Required work
Would you transcribe all of the data exactly, down to the last character?

# # # # #

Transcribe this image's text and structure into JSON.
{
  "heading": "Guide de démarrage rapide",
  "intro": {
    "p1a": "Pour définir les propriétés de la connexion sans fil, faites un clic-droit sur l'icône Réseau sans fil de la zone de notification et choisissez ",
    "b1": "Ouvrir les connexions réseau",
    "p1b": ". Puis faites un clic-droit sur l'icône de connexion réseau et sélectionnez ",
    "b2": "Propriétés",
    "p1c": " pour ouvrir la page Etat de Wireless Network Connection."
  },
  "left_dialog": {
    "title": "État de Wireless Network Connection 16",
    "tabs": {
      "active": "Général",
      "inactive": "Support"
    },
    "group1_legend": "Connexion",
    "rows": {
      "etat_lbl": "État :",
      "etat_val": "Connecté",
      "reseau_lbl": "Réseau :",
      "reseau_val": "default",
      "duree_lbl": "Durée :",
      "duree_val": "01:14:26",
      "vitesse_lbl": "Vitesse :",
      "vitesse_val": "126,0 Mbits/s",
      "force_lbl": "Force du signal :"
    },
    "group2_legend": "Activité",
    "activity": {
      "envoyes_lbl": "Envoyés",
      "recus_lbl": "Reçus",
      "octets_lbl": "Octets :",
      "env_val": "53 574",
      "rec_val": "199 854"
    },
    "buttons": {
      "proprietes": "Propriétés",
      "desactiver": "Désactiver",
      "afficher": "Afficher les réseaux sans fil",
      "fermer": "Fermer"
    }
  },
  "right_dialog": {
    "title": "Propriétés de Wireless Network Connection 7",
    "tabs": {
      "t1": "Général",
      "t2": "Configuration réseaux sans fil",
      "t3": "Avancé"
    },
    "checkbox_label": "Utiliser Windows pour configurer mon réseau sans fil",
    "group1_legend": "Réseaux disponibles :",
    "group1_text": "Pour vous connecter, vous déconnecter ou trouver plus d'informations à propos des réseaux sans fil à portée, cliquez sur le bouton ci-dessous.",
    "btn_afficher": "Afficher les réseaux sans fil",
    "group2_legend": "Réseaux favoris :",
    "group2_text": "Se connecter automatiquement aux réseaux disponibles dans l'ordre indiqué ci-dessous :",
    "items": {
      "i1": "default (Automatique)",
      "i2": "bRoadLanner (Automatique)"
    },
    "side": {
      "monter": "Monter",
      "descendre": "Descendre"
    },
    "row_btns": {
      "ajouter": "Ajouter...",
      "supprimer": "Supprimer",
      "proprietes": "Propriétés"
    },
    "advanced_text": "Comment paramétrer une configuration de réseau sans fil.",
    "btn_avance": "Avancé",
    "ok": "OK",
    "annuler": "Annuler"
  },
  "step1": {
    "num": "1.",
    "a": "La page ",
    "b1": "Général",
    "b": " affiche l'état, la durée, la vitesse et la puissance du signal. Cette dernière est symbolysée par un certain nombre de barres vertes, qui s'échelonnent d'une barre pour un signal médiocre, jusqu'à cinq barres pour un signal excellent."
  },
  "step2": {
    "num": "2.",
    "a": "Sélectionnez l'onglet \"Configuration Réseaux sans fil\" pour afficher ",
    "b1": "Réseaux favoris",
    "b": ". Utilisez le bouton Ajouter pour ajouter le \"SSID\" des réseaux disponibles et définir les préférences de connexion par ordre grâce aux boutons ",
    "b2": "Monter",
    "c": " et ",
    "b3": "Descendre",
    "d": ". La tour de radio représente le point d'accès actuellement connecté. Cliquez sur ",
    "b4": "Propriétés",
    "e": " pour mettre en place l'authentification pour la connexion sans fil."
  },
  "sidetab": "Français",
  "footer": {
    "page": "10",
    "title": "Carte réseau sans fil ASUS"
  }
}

# # # # #

Written answer
Transcribe this image's text and structure into JSON.
{
  "heading": "Guide de démarrage rapide",
  "intro": {
    "p1a": "Pour définir les propriétés de la connexion sans fil, faites un clic-droit sur l'icône Réseau sans fil de la zone de notification et choisissez ",
    "b1": "Ouvrir les connexions réseau",
    "p1b": ". Puis faites un clic-droit sur l'icône de connexion réseau et sélectionnez ",
    "b2": "Propriétés",
    "p1c": " pour ouvrir la page Etat de Wireless Network Connection."
  },
  "left_dialog": {
    "title": "État de Wireless Network Connection 16",
    "tabs": {
      "active": "Général",
      "inactive": "Support"
    },
    "group1_legend": "Connexion",
    "rows": {
      "etat_lbl": "État :",
      "etat_val": "Connecté",
      "reseau_lbl": "Réseau :",
      "reseau_val": "default",
      "duree_lbl": "Durée :",
      "duree_val": "01:14:26",
      "vitesse_lbl": "Vitesse :",
      "vitesse_val": "126,0 Mbits/s",
      "force_lbl": "Force du signal :"
    },
    "group2_legend": "Activité",
    "activity": {
      "envoyes_lbl": "Envoyés",
      "recus_lbl": "Reçus",
      "octets_lbl": "Octets :",
      "env_val": "53 574",
      "rec_val": "199 854"
    },
    "buttons": {
      "proprietes": "Propriétés",
      "desactiver": "Désactiver",
      "afficher": "Afficher les réseaux sans fil",
      "fermer": "Fermer"
    }
  },
  "right_dialog": {
    "title": "Propriétés de Wireless Network Connection 7",
    "tabs": {
      "t1": "Général",
      "t2": "Configuration réseaux sans fil",
      "t3": "Avancé"
    },
    "checkbox_label": "Utiliser Windows pour configurer mon réseau sans fil",
    "group1_legend": "Réseaux disponibles :",
    "group1_text": "Pour vous connecter, vous déconnecter ou trouver plus d'informations à propos des réseaux sans fil à portée, cliquez sur le bouton ci-dessous.",
    "btn_afficher": "Afficher les réseaux sans fil",
    "group2_legend": "Réseaux favoris :",
    "group2_text": "Se connecter automatiquement aux réseaux disponibles dans l'ordre indiqué ci-dessous :",
    "items": {
      "i1": "default (Automatique)",
      "i2": "bRoadLanner (Automatique)"
    },
    "side": {
      "monter": "Monter",
      "descendre": "Descendre"
    },
    "row_btns": {
      "ajouter": "Ajouter...",
      "supprimer": "Supprimer",
      "proprietes": "Propriétés"
    },
    "advanced_text": "Comment paramétrer une configuration de réseau sans fil.",
    "btn_avance": "Avancé",
    "ok": "OK",
    "annuler": "Annuler"
  },
  "step1": {
    "num": "1.",
    "a": "La page ",
    "b1": "Général",
    "b": " affiche l'état, la durée, la vitesse et la puissance du signal. Cette dernière est symbolysée par un certain nombre de barres vertes, qui s'échelonnent d'une barre pour un signal médiocre, jusqu'à cinq barres pour un signal excellent."
  },
  "step2": {
    "num": "2.",
    "a": "Sélectionnez l'onglet \"Configuration Réseaux sans fil\" pour afficher ",
    "b1": "Réseaux favoris",
    "b": ". Utilisez le bouton Ajouter pour ajouter le \"SSID\" des réseaux disponibles et définir les préférences de connexion par ordre grâce aux boutons ",
    "b2": "Monter",
    "c": " et ",
    "b3": "Descendre",
    "d": ". La tour de radio représente le point d'accès actuellement connecté. Cliquez sur ",
    "b4": "Propriétés",
    "e": " pour mettre en place l'authentification pour la connexion sans fil."
  },
  "sidetab": "Français",
  "footer": {
    "page": "10",
    "title": "Carte réseau sans fil ASUS"
  }
}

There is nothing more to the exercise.